- What you should do
Go through the listing below and list every line with "Jellicoes".

- Exercise data

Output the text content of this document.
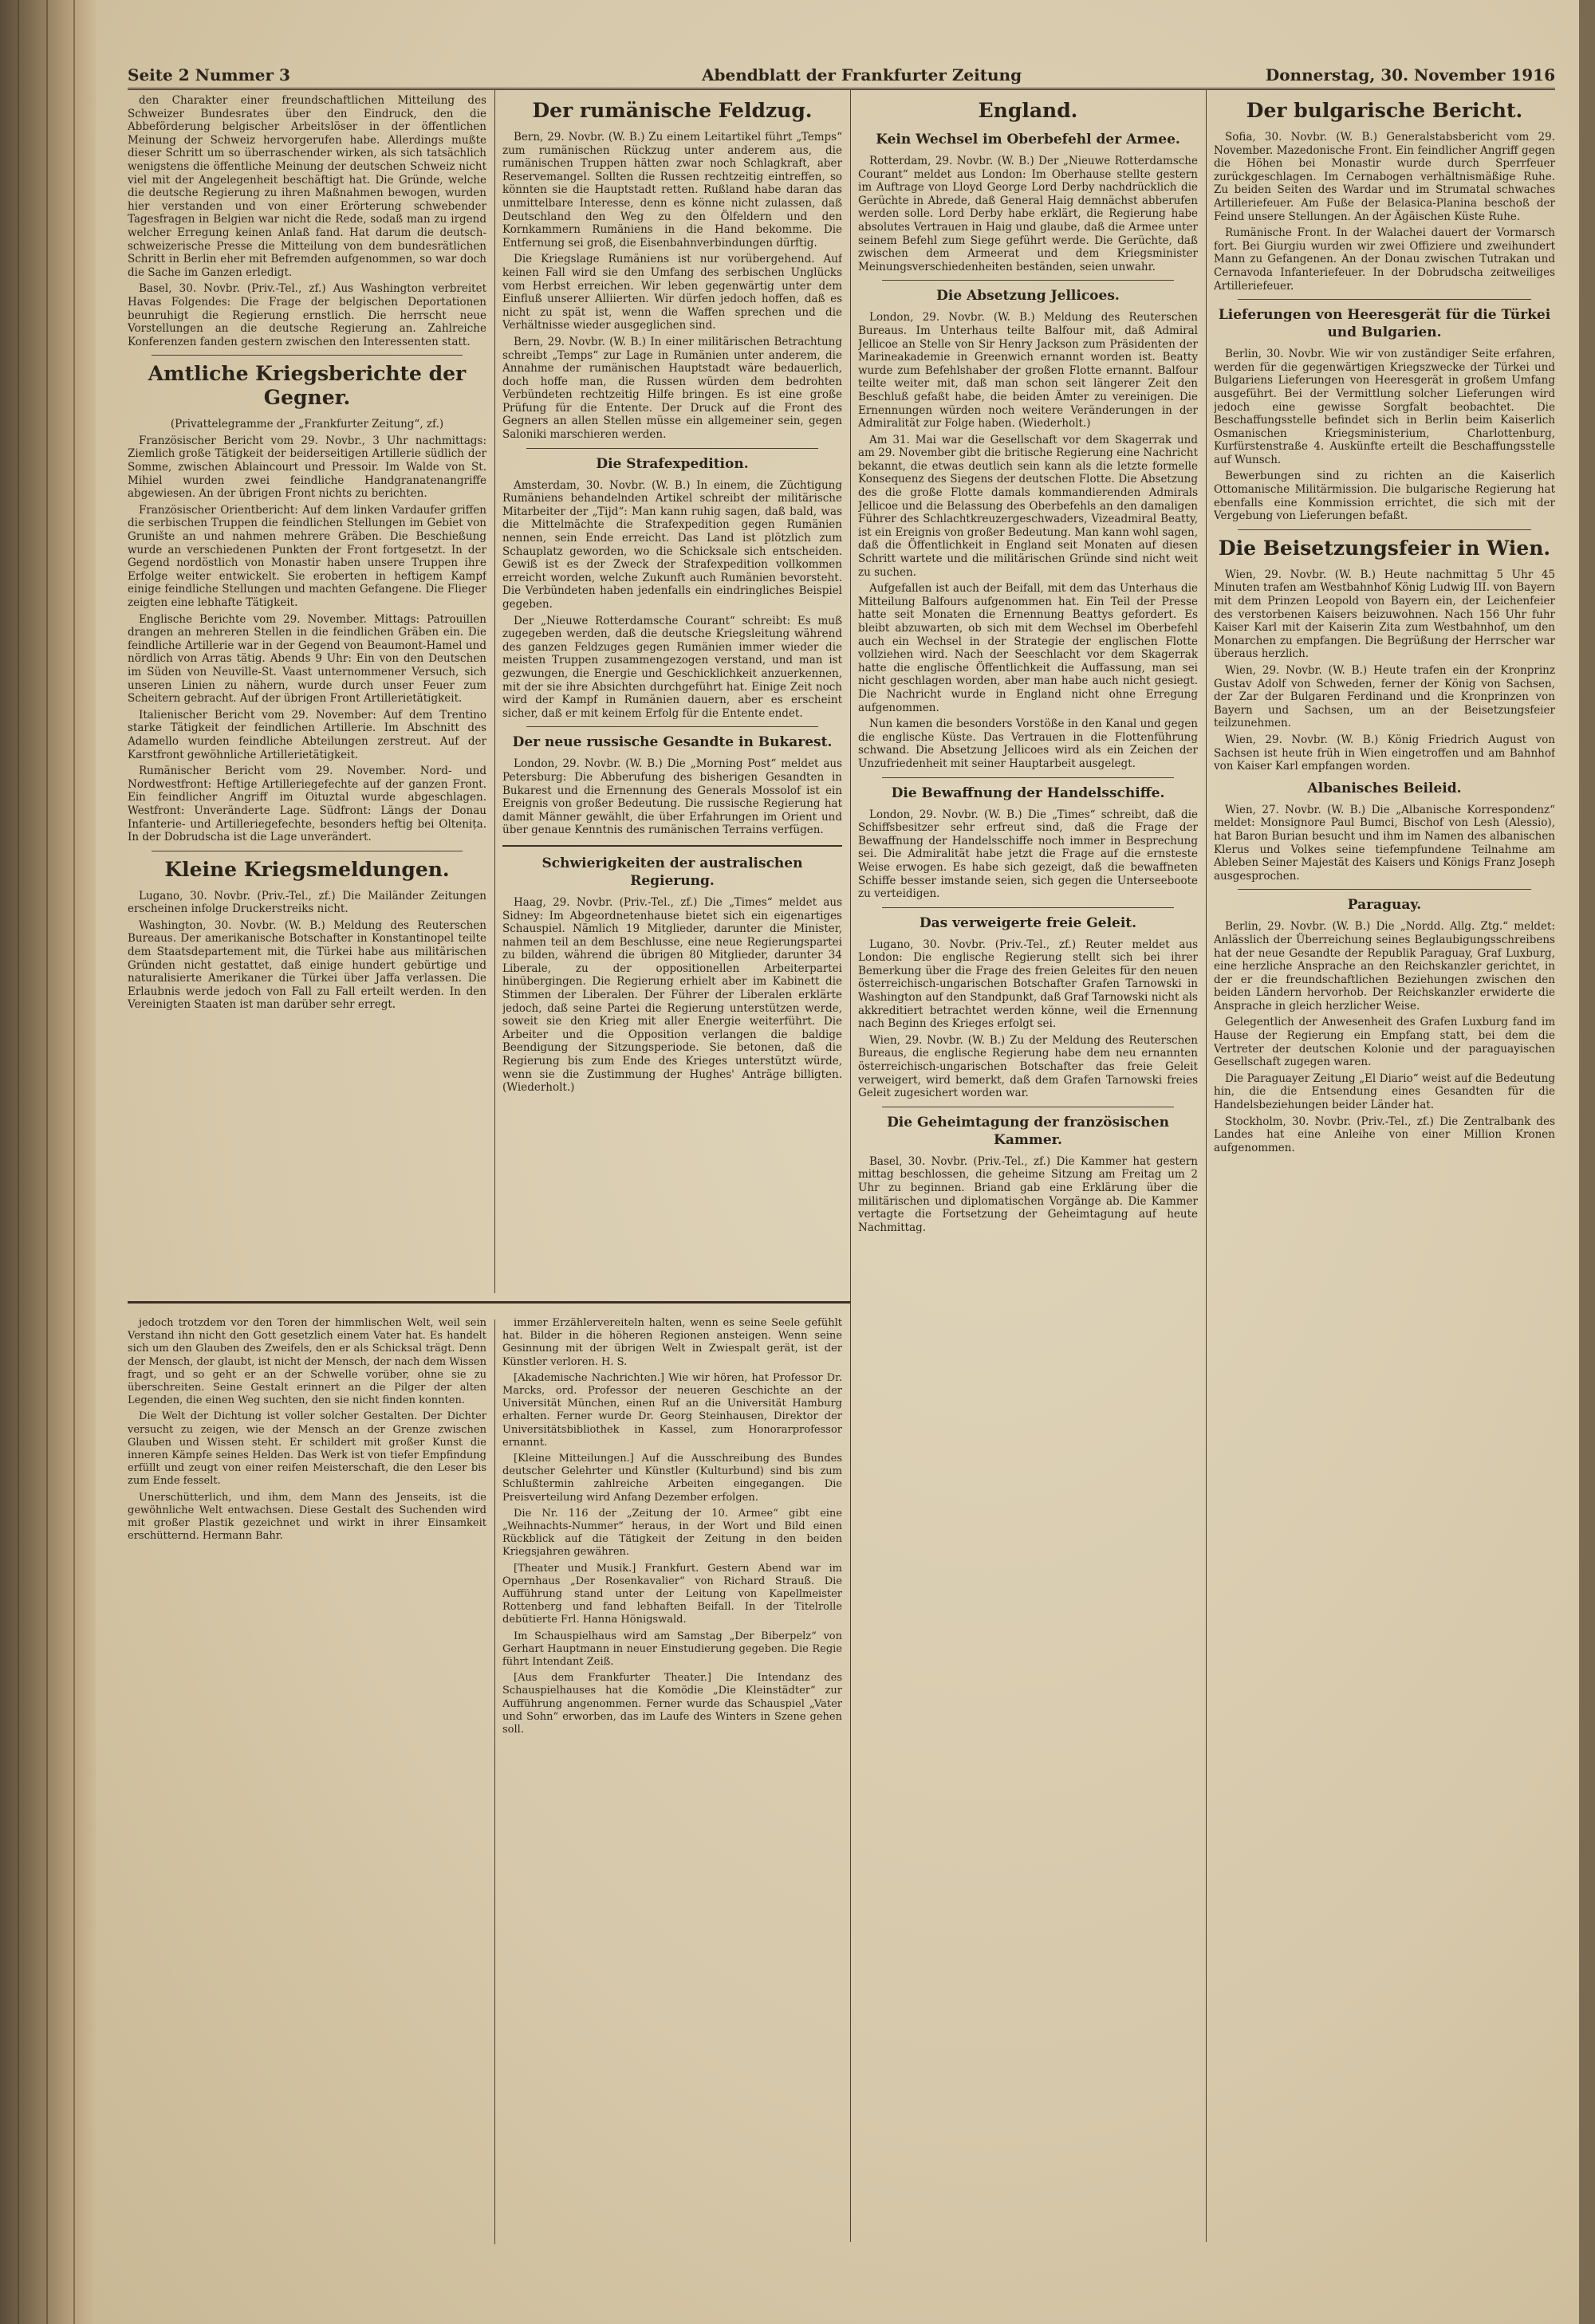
Seite 2 Nummer 3	Abendblatt der Frankfurter Zeitung	Donnerstag, 30. November 1916

den Charakter einer freundschaftlichen Mitteilung des Schweizer Bundesrates über den Eindruck, den die Abbeförderung belgischer Arbeitslöser in der öffentlichen Meinung der Schweiz hervorgerufen habe. Allerdings mußte dieser Schritt um so überraschender wirken, als sich tatsächlich wenigstens die öffentliche Meinung der deutschen Schweiz nicht viel mit der Angelegenheit beschäftigt hat. Die Gründe, welche die deutsche Regierung zu ihren Maßnahmen bewogen, wurden hier verstanden und von einer Erörterung schwebender Tagesfragen in Belgien war nicht die Rede, sodaß man zu irgend welcher Erregung keinen Anlaß fand. Hat darum die deutsch-schweizerische Presse die Mitteilung von dem bundesrätlichen Schritt in Berlin eher mit Befremden aufgenommen, so war doch die Sache im Ganzen erledigt.

Basel, 30. Novbr. (Priv.-Tel., zf.) Aus Washington verbreitet Havas Folgendes: Die Frage der belgischen Deportationen beunruhigt die Regierung ernstlich. Die herrscht neue Vorstellungen an die deutsche Regierung an. Zahlreiche Konferenzen fanden gestern zwischen den Interessenten statt.

Amtliche Kriegsberichte der Gegner.

(Privattelegramme der „Frankfurter Zeitung“, zf.)

Französischer Bericht vom 29. Novbr., 3 Uhr nachmittags: Ziemlich große Tätigkeit der beiderseitigen Artillerie südlich der Somme, zwischen Ablaincourt und Pressoir. Im Walde von St. Mihiel wurden zwei feindliche Handgranatenangriffe abgewiesen. An der übrigen Front nichts zu berichten.

Französischer Orientbericht: Auf dem linken Vardaufer griffen die serbischen Truppen die feindlichen Stellungen im Gebiet von Grunište an und nahmen mehrere Gräben. Die Beschießung wurde an verschiedenen Punkten der Front fortgesetzt. In der Gegend nordöstlich von Monastir haben unsere Truppen ihre Erfolge weiter entwickelt. Sie eroberten in heftigem Kampf einige feindliche Stellungen und machten Gefangene. Die Flieger zeigten eine lebhafte Tätigkeit.

Englische Berichte vom 29. November. Mittags: Patrouillen drangen an mehreren Stellen in die feindlichen Gräben ein. Die feindliche Artillerie war in der Gegend von Beaumont-Hamel und nördlich von Arras tätig. Abends 9 Uhr: Ein von den Deutschen im Süden von Neuville-St. Vaast unternommener Versuch, sich unseren Linien zu nähern, wurde durch unser Feuer zum Scheitern gebracht. Auf der übrigen Front Artillerietätigkeit.

Italienischer Bericht vom 29. November: Auf dem Trentino starke Tätigkeit der feindlichen Artillerie. Im Abschnitt des Adamello wurden feindliche Abteilungen zerstreut. Auf der Karstfront gewöhnliche Artillerietätigkeit.

Rumänischer Bericht vom 29. November. Nord- und Nordwestfront: Heftige Artilleriegefechte auf der ganzen Front. Ein feindlicher Angriff im Oituztal wurde abgeschlagen. Westfront: Unveränderte Lage. Südfront: Längs der Donau Infanterie- und Artilleriegefechte, besonders heftig bei Oltenița. In der Dobrudscha ist die Lage unverändert.

Kleine Kriegsmeldungen.

Lugano, 30. Novbr. (Priv.-Tel., zf.) Die Mailänder Zeitungen erscheinen infolge Druckerstreiks nicht.

Washington, 30. Novbr. (W. B.) Meldung des Reuterschen Bureaus. Der amerikanische Botschafter in Konstantinopel teilte dem Staatsdepartement mit, die Türkei habe aus militärischen Gründen nicht gestattet, daß einige hundert gebürtige und naturalisierte Amerikaner die Türkei über Jaffa verlassen. Die Erlaubnis werde jedoch von Fall zu Fall erteilt werden. In den Vereinigten Staaten ist man darüber sehr erregt.

Der rumänische Feldzug.

Bern, 29. Novbr. (W. B.) Zu einem Leitartikel führt „Temps“ zum rumänischen Rückzug unter anderem aus, die rumänischen Truppen hätten zwar noch Schlagkraft, aber Reservemangel. Sollten die Russen rechtzeitig eintreffen, so könnten sie die Hauptstadt retten. Rußland habe daran das unmittelbare Interesse, denn es könne nicht zulassen, daß Deutschland den Weg zu den Ölfeldern und den Kornkammern Rumäniens in die Hand bekomme. Die Entfernung sei groß, die Eisenbahnverbindungen dürftig.

Die Kriegslage Rumäniens ist nur vorübergehend. Auf keinen Fall wird sie den Umfang des serbischen Unglücks vom Herbst erreichen. Wir leben gegenwärtig unter dem Einfluß unserer Alliierten. Wir dürfen jedoch hoffen, daß es nicht zu spät ist, wenn die Waffen sprechen und die Verhältnisse wieder ausgeglichen sind.

Bern, 29. Novbr. (W. B.) In einer militärischen Betrachtung schreibt „Temps“ zur Lage in Rumänien unter anderem, die Annahme der rumänischen Hauptstadt wäre bedauerlich, doch hoffe man, die Russen würden dem bedrohten Verbündeten rechtzeitig Hilfe bringen. Es ist eine große Prüfung für die Entente. Der Druck auf die Front des Gegners an allen Stellen müsse ein allgemeiner sein, gegen Saloniki marschieren werden.

Die Strafexpedition.

Amsterdam, 30. Novbr. (W. B.) In einem, die Züchtigung Rumäniens behandelnden Artikel schreibt der militärische Mitarbeiter der „Tijd“: Man kann ruhig sagen, daß bald, was die Mittelmächte die Strafexpedition gegen Rumänien nennen, sein Ende erreicht. Das Land ist plötzlich zum Schauplatz geworden, wo die Schicksale sich entscheiden. Gewiß ist es der Zweck der Strafexpedition vollkommen erreicht worden, welche Zukunft auch Rumänien bevorsteht. Die Verbündeten haben jedenfalls ein eindringliches Beispiel gegeben.

Der „Nieuwe Rotterdamsche Courant“ schreibt: Es muß zugegeben werden, daß die deutsche Kriegsleitung während des ganzen Feldzuges gegen Rumänien immer wieder die meisten Truppen zusammengezogen verstand, und man ist gezwungen, die Energie und Geschicklichkeit anzuerkennen, mit der sie ihre Absichten durchgeführt hat. Einige Zeit noch wird der Kampf in Rumänien dauern, aber es erscheint sicher, daß er mit keinem Erfolg für die Entente endet.

Der neue russische Gesandte in Bukarest.

London, 29. Novbr. (W. B.) Die „Morning Post“ meldet aus Petersburg: Die Abberufung des bisherigen Gesandten in Bukarest und die Ernennung des Generals Mossolof ist ein Ereignis von großer Bedeutung. Die russische Regierung hat damit Männer gewählt, die über Erfahrungen im Orient und über genaue Kenntnis des rumänischen Terrains verfügen.

Schwierigkeiten der australischen Regierung.

Haag, 29. Novbr. (Priv.-Tel., zf.) Die „Times“ meldet aus Sidney: Im Abgeordnetenhause bietet sich ein eigenartiges Schauspiel. Nämlich 19 Mitglieder, darunter die Minister, nahmen teil an dem Beschlusse, eine neue Regierungspartei zu bilden, während die übrigen 80 Mitglieder, darunter 34 Liberale, zu der oppositionellen Arbeiterpartei hinübergingen. Die Regierung erhielt aber im Kabinett die Stimmen der Liberalen. Der Führer der Liberalen erklärte jedoch, daß seine Partei die Regierung unterstützen werde, soweit sie den Krieg mit aller Energie weiterführt. Die Arbeiter und die Opposition verlangen die baldige Beendigung der Sitzungsperiode. Sie betonen, daß die Regierung bis zum Ende des Krieges unterstützt würde, wenn sie die Zustimmung der Hughes' Anträge billigten. (Wiederholt.)

England.
Kein Wechsel im Oberbefehl der Armee.

Rotterdam, 29. Novbr. (W. B.) Der „Nieuwe Rotterdamsche Courant“ meldet aus London: Im Oberhause stellte gestern im Auftrage von Lloyd George Lord Derby nachdrücklich die Gerüchte in Abrede, daß General Haig demnächst abberufen werden solle. Lord Derby habe erklärt, die Regierung habe absolutes Vertrauen in Haig und glaube, daß die Armee unter seinem Befehl zum Siege geführt werde. Die Gerüchte, daß zwischen dem Armeerat und dem Kriegsminister Meinungsverschiedenheiten beständen, seien unwahr.

Die Absetzung Jellicoes.

London, 29. Novbr. (W. B.) Meldung des Reuterschen Bureaus. Im Unterhaus teilte Balfour mit, daß Admiral Jellicoe an Stelle von Sir Henry Jackson zum Präsidenten der Marineakademie in Greenwich ernannt worden ist. Beatty wurde zum Befehlshaber der großen Flotte ernannt. Balfour teilte weiter mit, daß man schon seit längerer Zeit den Beschluß gefaßt habe, die beiden Ämter zu vereinigen. Die Ernennungen würden noch weitere Veränderungen in der Admiralität zur Folge haben. (Wiederholt.)

Am 31. Mai war die Gesellschaft vor dem Skagerrak und am 29. November gibt die britische Regierung eine Nachricht bekannt, die etwas deutlich sein kann als die letzte formelle Konsequenz des Siegens der deutschen Flotte. Die Absetzung des die große Flotte damals kommandierenden Admirals Jellicoe und die Belassung des Oberbefehls an den damaligen Führer des Schlachtkreuzergeschwaders, Vizeadmiral Beatty, ist ein Ereignis von großer Bedeutung. Man kann wohl sagen, daß die Öffentlichkeit in England seit Monaten auf diesen Schritt wartete und die militärischen Gründe sind nicht weit zu suchen.

Aufgefallen ist auch der Beifall, mit dem das Unterhaus die Mitteilung Balfours aufgenommen hat. Ein Teil der Presse hatte seit Monaten die Ernennung Beattys gefordert. Es bleibt abzuwarten, ob sich mit dem Wechsel im Oberbefehl auch ein Wechsel in der Strategie der englischen Flotte vollziehen wird. Nach der Seeschlacht vor dem Skagerrak hatte die englische Öffentlichkeit die Auffassung, man sei nicht geschlagen worden, aber man habe auch nicht gesiegt. Die Nachricht wurde in England nicht ohne Erregung aufgenommen.

Nun kamen die besonders Vorstöße in den Kanal und gegen die englische Küste. Das Vertrauen in die Flottenführung schwand. Die Absetzung Jellicoes wird als ein Zeichen der Unzufriedenheit mit seiner Hauptarbeit ausgelegt.

Die Bewaffnung der Handelsschiffe.

London, 29. Novbr. (W. B.) Die „Times“ schreibt, daß die Schiffsbesitzer sehr erfreut sind, daß die Frage der Bewaffnung der Handelsschiffe noch immer in Besprechung sei. Die Admiralität habe jetzt die Frage auf die ernsteste Weise erwogen. Es habe sich gezeigt, daß die bewaffneten Schiffe besser imstande seien, sich gegen die Unterseeboote zu verteidigen.

Das verweigerte freie Geleit.

Lugano, 30. Novbr. (Priv.-Tel., zf.) Reuter meldet aus London: Die englische Regierung stellt sich bei ihrer Bemerkung über die Frage des freien Geleites für den neuen österreichisch-ungarischen Botschafter Grafen Tarnowski in Washington auf den Standpunkt, daß Graf Tarnowski nicht als akkreditiert betrachtet werden könne, weil die Ernennung nach Beginn des Krieges erfolgt sei.

Wien, 29. Novbr. (W. B.) Zu der Meldung des Reuterschen Bureaus, die englische Regierung habe dem neu ernannten österreichisch-ungarischen Botschafter das freie Geleit verweigert, wird bemerkt, daß dem Grafen Tarnowski freies Geleit zugesichert worden war.

Die Geheimtagung der französischen Kammer.

Basel, 30. Novbr. (Priv.-Tel., zf.) Die Kammer hat gestern mittag beschlossen, die geheime Sitzung am Freitag um 2 Uhr zu beginnen. Briand gab eine Erklärung über die militärischen und diplomatischen Vorgänge ab. Die Kammer vertagte die Fortsetzung der Geheimtagung auf heute Nachmittag.

Der bulgarische Bericht.

Sofia, 30. Novbr. (W. B.) Generalstabsbericht vom 29. November. Mazedonische Front. Ein feindlicher Angriff gegen die Höhen bei Monastir wurde durch Sperrfeuer zurückgeschlagen. Im Cernabogen verhältnismäßige Ruhe. Zu beiden Seiten des Wardar und im Strumatal schwaches Artilleriefeuer. Am Fuße der Belasica-Planina beschoß der Feind unsere Stellungen. An der Ägäischen Küste Ruhe.

Rumänische Front. In der Walachei dauert der Vormarsch fort. Bei Giurgiu wurden wir zwei Offiziere und zweihundert Mann zu Gefangenen. An der Donau zwischen Tutrakan und Cernavoda Infanteriefeuer. In der Dobrudscha zeitweiliges Artilleriefeuer.

Lieferungen von Heeresgerät für die Türkei und Bulgarien.

Berlin, 30. Novbr. Wie wir von zuständiger Seite erfahren, werden für die gegenwärtigen Kriegszwecke der Türkei und Bulgariens Lieferungen von Heeresgerät in großem Umfang ausgeführt. Bei der Vermittlung solcher Lieferungen wird jedoch eine gewisse Sorgfalt beobachtet. Die Beschaffungsstelle befindet sich in Berlin beim Kaiserlich Osmanischen Kriegsministerium, Charlottenburg, Kurfürstenstraße 4. Auskünfte erteilt die Beschaffungsstelle auf Wunsch.

Bewerbungen sind zu richten an die Kaiserlich Ottomanische Militärmission. Die bulgarische Regierung hat ebenfalls eine Kommission errichtet, die sich mit der Vergebung von Lieferungen befaßt.

Die Beisetzungsfeier in Wien.

Wien, 29. Novbr. (W. B.) Heute nachmittag 5 Uhr 45 Minuten trafen am Westbahnhof König Ludwig III. von Bayern mit dem Prinzen Leopold von Bayern ein, der Leichenfeier des verstorbenen Kaisers beizuwohnen. Nach 156 Uhr fuhr Kaiser Karl mit der Kaiserin Zita zum Westbahnhof, um den Monarchen zu empfangen. Die Begrüßung der Herrscher war überaus herzlich.

Wien, 29. Novbr. (W. B.) Heute trafen ein der Kronprinz Gustav Adolf von Schweden, ferner der König von Sachsen, der Zar der Bulgaren Ferdinand und die Kronprinzen von Bayern und Sachsen, um an der Beisetzungsfeier teilzunehmen.

Wien, 29. Novbr. (W. B.) König Friedrich August von Sachsen ist heute früh in Wien eingetroffen und am Bahnhof von Kaiser Karl empfangen worden.

Albanisches Beileid.

Wien, 27. Novbr. (W. B.) Die „Albanische Korrespondenz“ meldet: Monsignore Paul Bumci, Bischof von Lesh (Alessio), hat Baron Burian besucht und ihm im Namen des albanischen Klerus und Volkes seine tiefempfundene Teilnahme am Ableben Seiner Majestät des Kaisers und Königs Franz Joseph ausgesprochen.

Paraguay.

Berlin, 29. Novbr. (W. B.) Die „Nordd. Allg. Ztg.“ meldet: Anlässlich der Überreichung seines Beglaubigungsschreibens hat der neue Gesandte der Republik Paraguay, Graf Luxburg, eine herzliche Ansprache an den Reichskanzler gerichtet, in der er die freundschaftlichen Beziehungen zwischen den beiden Ländern hervorhob. Der Reichskanzler erwiderte die Ansprache in gleich herzlicher Weise.

Gelegentlich der Anwesenheit des Grafen Luxburg fand im Hause der Regierung ein Empfang statt, bei dem die Vertreter der deutschen Kolonie und der paraguayischen Gesellschaft zugegen waren.

Die Paraguayer Zeitung „El Diario“ weist auf die Bedeutung hin, die die Entsendung eines Gesandten für die Handelsbeziehungen beider Länder hat.

Stockholm, 30. Novbr. (Priv.-Tel., zf.) Die Zentralbank des Landes hat eine Anleihe von einer Million Kronen aufgenommen.

jedoch trotzdem vor den Toren der himmlischen Welt, weil sein Verstand ihn nicht den Gott gesetzlich einem Vater hat. Es handelt sich um den Glauben des Zweifels, den er als Schicksal trägt. Denn der Mensch, der glaubt, ist nicht der Mensch, der nach dem Wissen fragt, und so geht er an der Schwelle vorüber, ohne sie zu überschreiten. Seine Gestalt erinnert an die Pilger der alten Legenden, die einen Weg suchten, den sie nicht finden konnten.

Die Welt der Dichtung ist voller solcher Gestalten. Der Dichter versucht zu zeigen, wie der Mensch an der Grenze zwischen Glauben und Wissen steht. Er schildert mit großer Kunst die inneren Kämpfe seines Helden. Das Werk ist von tiefer Empfindung erfüllt und zeugt von einer reifen Meisterschaft, die den Leser bis zum Ende fesselt.

Unerschütterlich, und ihm, dem Mann des Jenseits, ist die gewöhnliche Welt entwachsen. Diese Gestalt des Suchenden wird mit großer Plastik gezeichnet und wirkt in ihrer Einsamkeit erschütternd. Hermann Bahr.

immer Erzählervereiteln halten, wenn es seine Seele gefühlt hat. Bilder in die höheren Regionen ansteigen. Wenn seine Gesinnung mit der übrigen Welt in Zwiespalt gerät, ist der Künstler verloren. H. S.

[Akademische Nachrichten.] Wie wir hören, hat Professor Dr. Marcks, ord. Professor der neueren Geschichte an der Universität München, einen Ruf an die Universität Hamburg erhalten. Ferner wurde Dr. Georg Steinhausen, Direktor der Universitätsbibliothek in Kassel, zum Honorarprofessor ernannt.

[Kleine Mitteilungen.] Auf die Ausschreibung des Bundes deutscher Gelehrter und Künstler (Kulturbund) sind bis zum Schlußtermin zahlreiche Arbeiten eingegangen. Die Preisverteilung wird Anfang Dezember erfolgen.

Die Nr. 116 der „Zeitung der 10. Armee“ gibt eine „Weihnachts-Nummer“ heraus, in der Wort und Bild einen Rückblick auf die Tätigkeit der Zeitung in den beiden Kriegsjahren gewähren.

[Theater und Musik.] Frankfurt. Gestern Abend war im Opernhaus „Der Rosenkavalier“ von Richard Strauß. Die Aufführung stand unter der Leitung von Kapellmeister Rottenberg und fand lebhaften Beifall. In der Titelrolle debütierte Frl. Hanna Hönigswald.

Im Schauspielhaus wird am Samstag „Der Biberpelz“ von Gerhart Hauptmann in neuer Einstudierung gegeben. Die Regie führt Intendant Zeiß.

[Aus dem Frankfurter Theater.] Die Intendanz des Schauspielhauses hat die Komödie „Die Kleinstädter“ zur Aufführung angenommen. Ferner wurde das Schauspiel „Vater und Sohn“ erworben, das im Laufe des Winters in Szene gehen soll.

- Answer section
Die Absetzung Jellicoes.
Nun kamen die besonders Vorstöße in den Kanal und gegen die englische Küste. Das Vertrauen in die Flottenführung schwand. Die Absetzung Jellicoes wird als ein Zeichen der Unzufriedenheit mit seiner Hauptarbeit ausgelegt.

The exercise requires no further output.